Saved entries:

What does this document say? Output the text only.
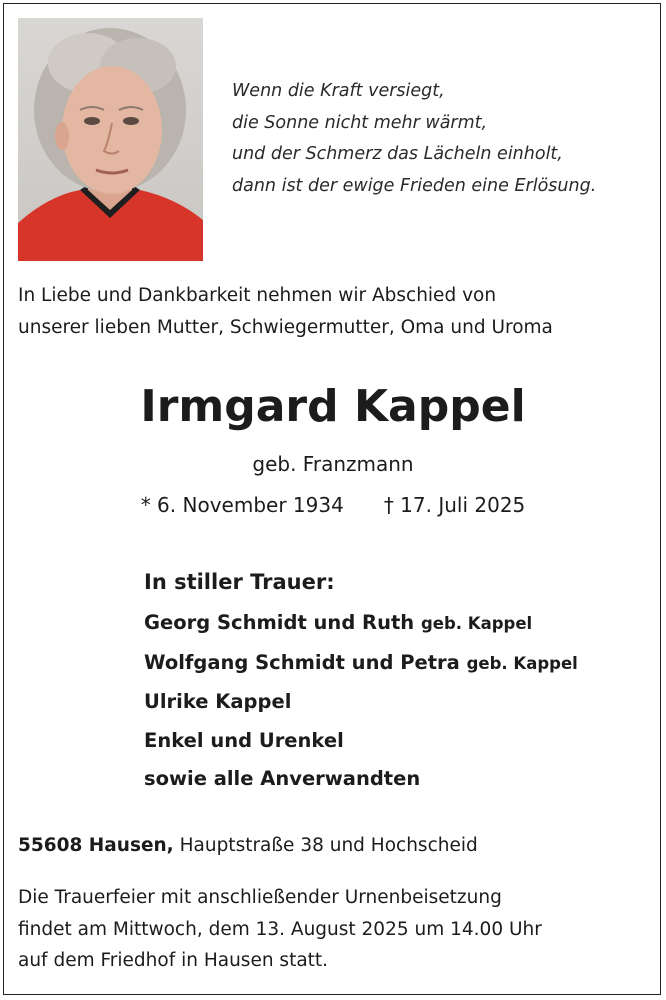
Wenn die Kraft versiegt,
die Sonne nicht mehr wärmt,
und der Schmerz das Lächeln einholt,
dann ist der ewige Frieden eine Erlösung.
In Liebe und Dankbarkeit nehmen wir Abschied von
unserer lieben Mutter, Schwiegermutter, Oma und Uroma
Irmgard Kappel
geb. Franzmann
* 6. November 1934 † 17. Juli 2025
In stiller Trauer:
Georg Schmidt und Ruth geb. Kappel
Wolfgang Schmidt und Petra geb. Kappel
Ulrike Kappel
Enkel und Urenkel
sowie alle Anverwandten
55608 Hausen, Hauptstraße 38 und Hochscheid
Die Trauerfeier mit anschließender Urnenbeisetzung
findet am Mittwoch, dem 13. August 2025 um 14.00 Uhr
auf dem Friedhof in Hausen statt.
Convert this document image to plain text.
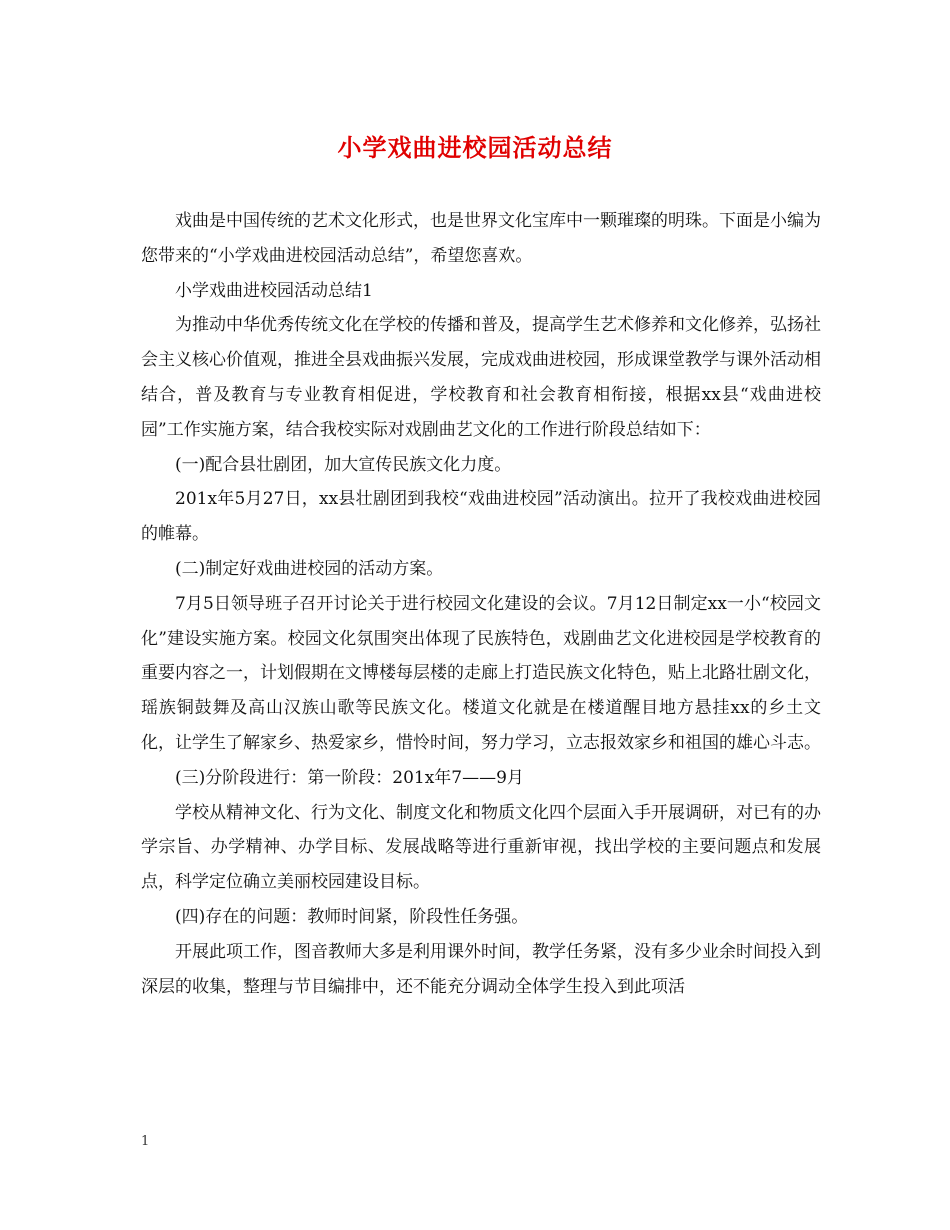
小学戏曲进校园活动总结

戏曲是中国传统的艺术文化形式，也是世界文化宝库中一颗璀璨的明珠。下面是小编为您带来的“小学戏曲进校园活动总结”，希望您喜欢。

小学戏曲进校园活动总结1

为推动中华优秀传统文化在学校的传播和普及，提高学生艺术修养和文化修养，弘扬社会主义核心价值观，推进全县戏曲振兴发展，完成戏曲进校园，形成课堂教学与课外活动相结合，普及教育与专业教育相促进，学校教育和社会教育相衔接，根据xx县“戏曲进校园”工作实施方案，结合我校实际对戏剧曲艺文化的工作进行阶段总结如下：

(一)配合县壮剧团，加大宣传民族文化力度。

201x年5月27日，xx县壮剧团到我校“戏曲进校园”活动演出。拉开了我校戏曲进校园的帷幕。

(二)制定好戏曲进校园的活动方案。

7月5日领导班子召开讨论关于进行校园文化建设的会议。7月12日制定xx一小“校园文化”建设实施方案。校园文化氛围突出体现了民族特色，戏剧曲艺文化进校园是学校教育的重要内容之一，计划假期在文博楼每层楼的走廊上打造民族文化特色，贴上北路壮剧文化，瑶族铜鼓舞及高山汉族山歌等民族文化。楼道文化就是在楼道醒目地方悬挂xx的乡土文化，让学生了解家乡、热爱家乡，惜怜时间，努力学习，立志报效家乡和祖国的雄心斗志。

(三)分阶段进行：第一阶段：201x年7——9月

学校从精神文化、行为文化、制度文化和物质文化四个层面入手开展调研，对已有的办学宗旨、办学精神、办学目标、发展战略等进行重新审视，找出学校的主要问题点和发展点，科学定位确立美丽校园建设目标。

(四)存在的问题：教师时间紧，阶段性任务强。

开展此项工作，图音教师大多是利用课外时间，教学任务紧，没有多少业余时间投入到深层的收集，整理与节目编排中，还不能充分调动全体学生投入到此项活

1
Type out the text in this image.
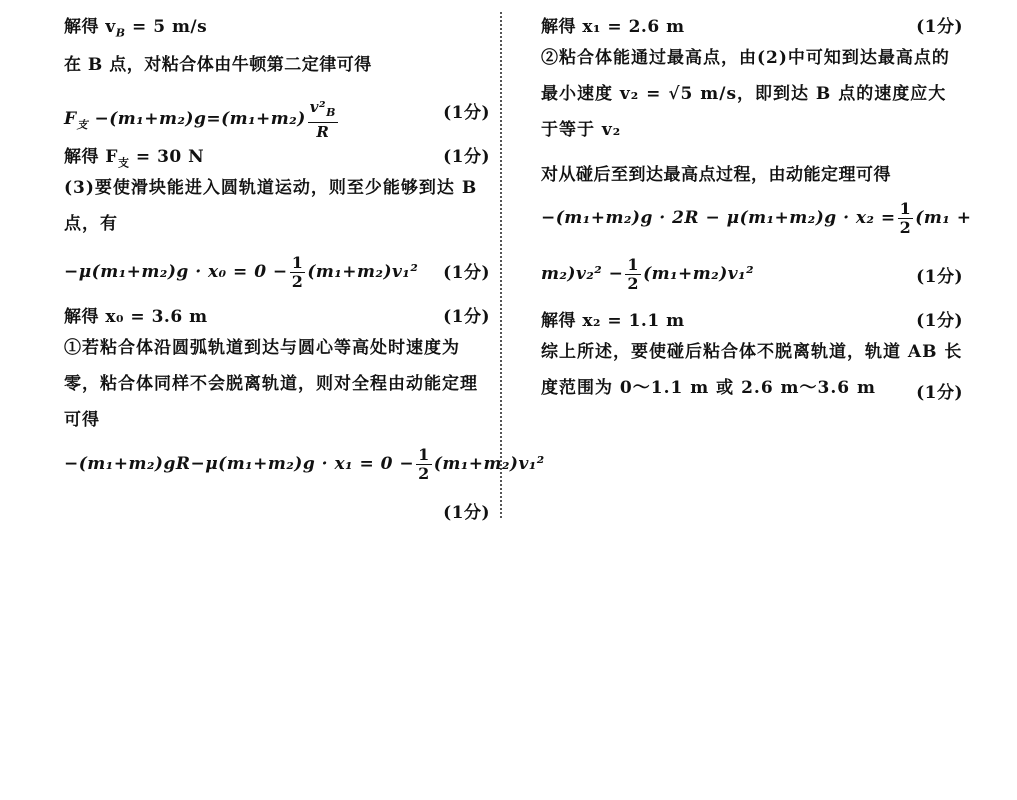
解得 $v_B = 5$ m/s
在 B 点，对粘合体由牛顿第二定律可得
$F_支 -(m_1+m_2)g=(m_1+m_2) \frac{v^2_B}{R}$	(1分)
解得 $F_支 = 30$ N	(1分)
(3)要使滑块能进入圆轨道运动，则至少能够到达 B 点，有
$-\mu(m_1+m_2)g \cdot x_0 = 0 - \frac{1}{2} (m_1+m_2)v_1^2$ (1分)
解得 x₀ = 3.6 m	(1分)
①若粘合体沿圆弧轨道到达与圆心等高处时速度为零，粘合体同样不会脱离轨道，则对全程由动能定理可得
$-(m_1+m_2)gR-\mu(m_1+m_2)g \cdot x_1 = 0 - \frac{1}{2} (m_1+m_2)v_1^2$
(1分)
解得 x₁ = 2.6 m	(1分)
②粘合体能通过最高点，由(2)中可知到达最高点的最小速度 v₂ = √5 m/s，即到达 B 点的速度应大于等于 v₂
对从碰后至到达最高点过程，由动能定理可得
$-(m_1+m_2)g \cdot 2R - \mu(m_1+m_2)g \cdot x_2 = \frac{1}{2} (m_1$ +
$m_2)v_2^2 - \frac{1}{2} (m_1+m_2)v_1^2$	(1分)
解得 x₂ = 1.1 m	(1分)
综上所述，要使碰后粘合体不脱离轨道，轨道 AB 长度范围为 0～1.1 m 或 2.6 m～3.6 m	(1分)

EXERCISE GOAL: Exclude the images, then output the data above word for word.

RESPONSE FOR THIS EXERCISE:
What does this document say? Output the text only.
Wenn die Kraft versiegt,
die Sonne nicht mehr wärmt,
und der Schmerz das Lächeln einholt,
dann ist der ewige Frieden eine Erlösung.
In Liebe und Dankbarkeit nehmen wir Abschied von
unserer lieben Mutter, Schwiegermutter, Oma und Uroma
Irmgard Kappel
geb. Franzmann
* 6. November 1934 † 17. Juli 2025
In stiller Trauer:
Georg Schmidt und Ruth geb. Kappel
Wolfgang Schmidt und Petra geb. Kappel
Ulrike Kappel
Enkel und Urenkel
sowie alle Anverwandten
55608 Hausen, Hauptstraße 38 und Hochscheid
Die Trauerfeier mit anschließender Urnenbeisetzung
findet am Mittwoch, dem 13. August 2025 um 14.00 Uhr
auf dem Friedhof in Hausen statt.
Convert this document image to plain text.
小学戏曲进校园活动总结

戏曲是中国传统的艺术文化形式，也是世界文化宝库中一颗璀璨的明珠。下面是小编为您带来的“小学戏曲进校园活动总结”，希望您喜欢。

小学戏曲进校园活动总结1

为推动中华优秀传统文化在学校的传播和普及，提高学生艺术修养和文化修养，弘扬社会主义核心价值观，推进全县戏曲振兴发展，完成戏曲进校园，形成课堂教学与课外活动相结合，普及教育与专业教育相促进，学校教育和社会教育相衔接，根据xx县“戏曲进校园”工作实施方案，结合我校实际对戏剧曲艺文化的工作进行阶段总结如下：

(一)配合县壮剧团，加大宣传民族文化力度。

201x年5月27日，xx县壮剧团到我校“戏曲进校园”活动演出。拉开了我校戏曲进校园的帷幕。

(二)制定好戏曲进校园的活动方案。

7月5日领导班子召开讨论关于进行校园文化建设的会议。7月12日制定xx一小“校园文化”建设实施方案。校园文化氛围突出体现了民族特色，戏剧曲艺文化进校园是学校教育的重要内容之一，计划假期在文博楼每层楼的走廊上打造民族文化特色，贴上北路壮剧文化，瑶族铜鼓舞及高山汉族山歌等民族文化。楼道文化就是在楼道醒目地方悬挂xx的乡土文化，让学生了解家乡、热爱家乡，惜怜时间，努力学习，立志报效家乡和祖国的雄心斗志。

(三)分阶段进行：第一阶段：201x年7——9月

学校从精神文化、行为文化、制度文化和物质文化四个层面入手开展调研，对已有的办学宗旨、办学精神、办学目标、发展战略等进行重新审视，找出学校的主要问题点和发展点，科学定位确立美丽校园建设目标。

(四)存在的问题：教师时间紧，阶段性任务强。

开展此项工作，图音教师大多是利用课外时间，教学任务紧，没有多少业余时间投入到深层的收集，整理与节目编排中，还不能充分调动全体学生投入到此项活

1
Type out the text in this image.
解得 $v_B = 5$ m/s
在 B 点，对粘合体由牛顿第二定律可得
$F_支 -(m_1+m_2)g=(m_1+m_2) \frac{v^2_B}{R}$	(1分)
解得 $F_支 = 30$ N	(1分)
(3)要使滑块能进入圆轨道运动，则至少能够到达 B 点，有
$-\mu(m_1+m_2)g \cdot x_0 = 0 - \frac{1}{2} (m_1+m_2)v_1^2$ (1分)
解得 x₀ = 3.6 m	(1分)
①若粘合体沿圆弧轨道到达与圆心等高处时速度为零，粘合体同样不会脱离轨道，则对全程由动能定理可得
$-(m_1+m_2)gR-\mu(m_1+m_2)g \cdot x_1 = 0 - \frac{1}{2} (m_1+m_2)v_1^2$
(1分)
解得 x₁ = 2.6 m	(1分)
②粘合体能通过最高点，由(2)中可知到达最高点的最小速度 v₂ = √5 m/s，即到达 B 点的速度应大于等于 v₂
对从碰后至到达最高点过程，由动能定理可得
$-(m_1+m_2)g \cdot 2R - \mu(m_1+m_2)g \cdot x_2 = \frac{1}{2} (m_1$ +
$m_2)v_2^2 - \frac{1}{2} (m_1+m_2)v_1^2$	(1分)
解得 x₂ = 1.1 m	(1分)
综上所述，要使碰后粘合体不脱离轨道，轨道 AB 长度范围为 0～1.1 m 或 2.6 m～3.6 m	(1分)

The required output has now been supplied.